• [Figure record extracts]
Start
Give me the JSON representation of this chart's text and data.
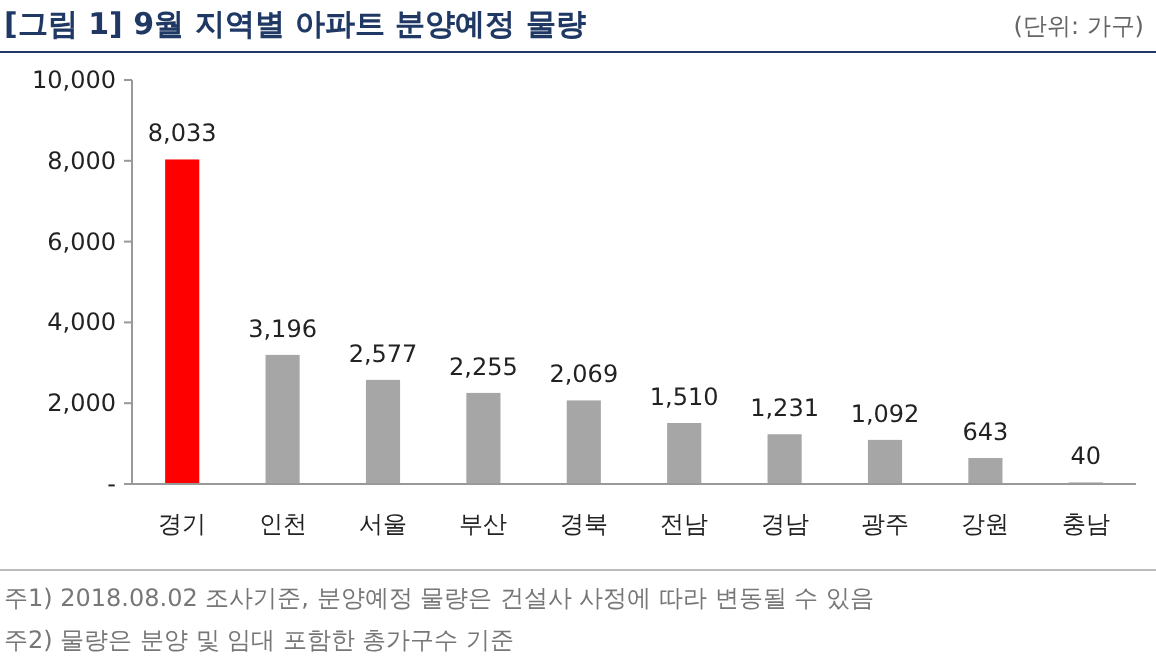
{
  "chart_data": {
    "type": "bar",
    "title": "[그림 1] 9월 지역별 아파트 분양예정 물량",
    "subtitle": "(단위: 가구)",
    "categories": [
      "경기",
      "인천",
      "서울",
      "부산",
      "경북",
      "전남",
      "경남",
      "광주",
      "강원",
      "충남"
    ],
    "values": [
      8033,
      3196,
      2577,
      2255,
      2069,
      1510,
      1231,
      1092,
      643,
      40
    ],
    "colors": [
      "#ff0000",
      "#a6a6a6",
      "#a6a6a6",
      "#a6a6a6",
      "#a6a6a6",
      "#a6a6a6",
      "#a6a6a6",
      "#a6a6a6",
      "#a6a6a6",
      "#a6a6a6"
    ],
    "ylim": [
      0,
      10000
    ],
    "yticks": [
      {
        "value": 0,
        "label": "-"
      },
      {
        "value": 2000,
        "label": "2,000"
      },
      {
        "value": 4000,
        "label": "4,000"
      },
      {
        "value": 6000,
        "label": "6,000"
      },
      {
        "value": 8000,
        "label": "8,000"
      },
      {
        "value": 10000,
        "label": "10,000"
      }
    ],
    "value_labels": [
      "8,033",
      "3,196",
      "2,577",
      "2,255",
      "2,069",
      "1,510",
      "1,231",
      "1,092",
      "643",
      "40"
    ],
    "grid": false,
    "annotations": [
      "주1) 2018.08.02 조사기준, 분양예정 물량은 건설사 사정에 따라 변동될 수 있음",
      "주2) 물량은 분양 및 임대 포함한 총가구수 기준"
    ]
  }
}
End
Start
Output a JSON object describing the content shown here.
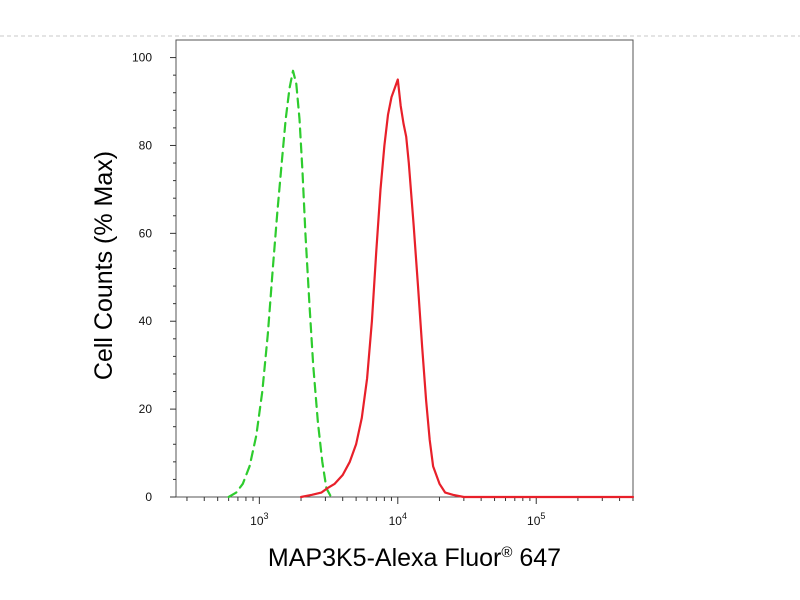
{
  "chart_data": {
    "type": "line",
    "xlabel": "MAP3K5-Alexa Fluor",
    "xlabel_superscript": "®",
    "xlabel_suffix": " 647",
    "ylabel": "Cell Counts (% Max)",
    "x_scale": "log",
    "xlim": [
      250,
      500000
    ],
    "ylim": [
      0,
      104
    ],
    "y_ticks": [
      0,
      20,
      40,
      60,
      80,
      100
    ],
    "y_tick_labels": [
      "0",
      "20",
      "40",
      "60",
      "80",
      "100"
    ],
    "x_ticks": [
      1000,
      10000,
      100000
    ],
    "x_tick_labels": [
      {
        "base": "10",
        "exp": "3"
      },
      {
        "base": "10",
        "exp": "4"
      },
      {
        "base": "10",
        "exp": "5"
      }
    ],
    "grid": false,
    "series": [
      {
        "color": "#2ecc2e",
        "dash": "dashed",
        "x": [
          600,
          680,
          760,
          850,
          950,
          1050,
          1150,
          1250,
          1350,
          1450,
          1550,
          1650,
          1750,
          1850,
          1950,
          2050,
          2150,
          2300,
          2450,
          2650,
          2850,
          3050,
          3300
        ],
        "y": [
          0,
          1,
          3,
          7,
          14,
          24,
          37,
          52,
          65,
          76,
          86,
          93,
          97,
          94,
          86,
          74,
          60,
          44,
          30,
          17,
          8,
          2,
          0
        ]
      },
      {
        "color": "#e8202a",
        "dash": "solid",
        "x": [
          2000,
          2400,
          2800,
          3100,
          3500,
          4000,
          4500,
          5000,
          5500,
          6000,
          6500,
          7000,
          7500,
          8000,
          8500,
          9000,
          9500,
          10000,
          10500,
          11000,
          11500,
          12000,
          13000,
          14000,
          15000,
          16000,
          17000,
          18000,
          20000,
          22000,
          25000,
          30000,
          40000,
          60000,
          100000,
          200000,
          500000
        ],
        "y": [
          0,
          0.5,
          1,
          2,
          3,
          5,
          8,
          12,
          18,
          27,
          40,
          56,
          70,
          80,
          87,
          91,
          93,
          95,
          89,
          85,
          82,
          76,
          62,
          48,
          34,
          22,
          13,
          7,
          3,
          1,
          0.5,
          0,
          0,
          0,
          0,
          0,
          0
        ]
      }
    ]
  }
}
End
• [PROMPT]
Copy all lines from the material that include "JSON".

• [ANSWER IN FULL]
Give me the JSON representation of this chart's text and data.
Output a JSON object describing the content shown here.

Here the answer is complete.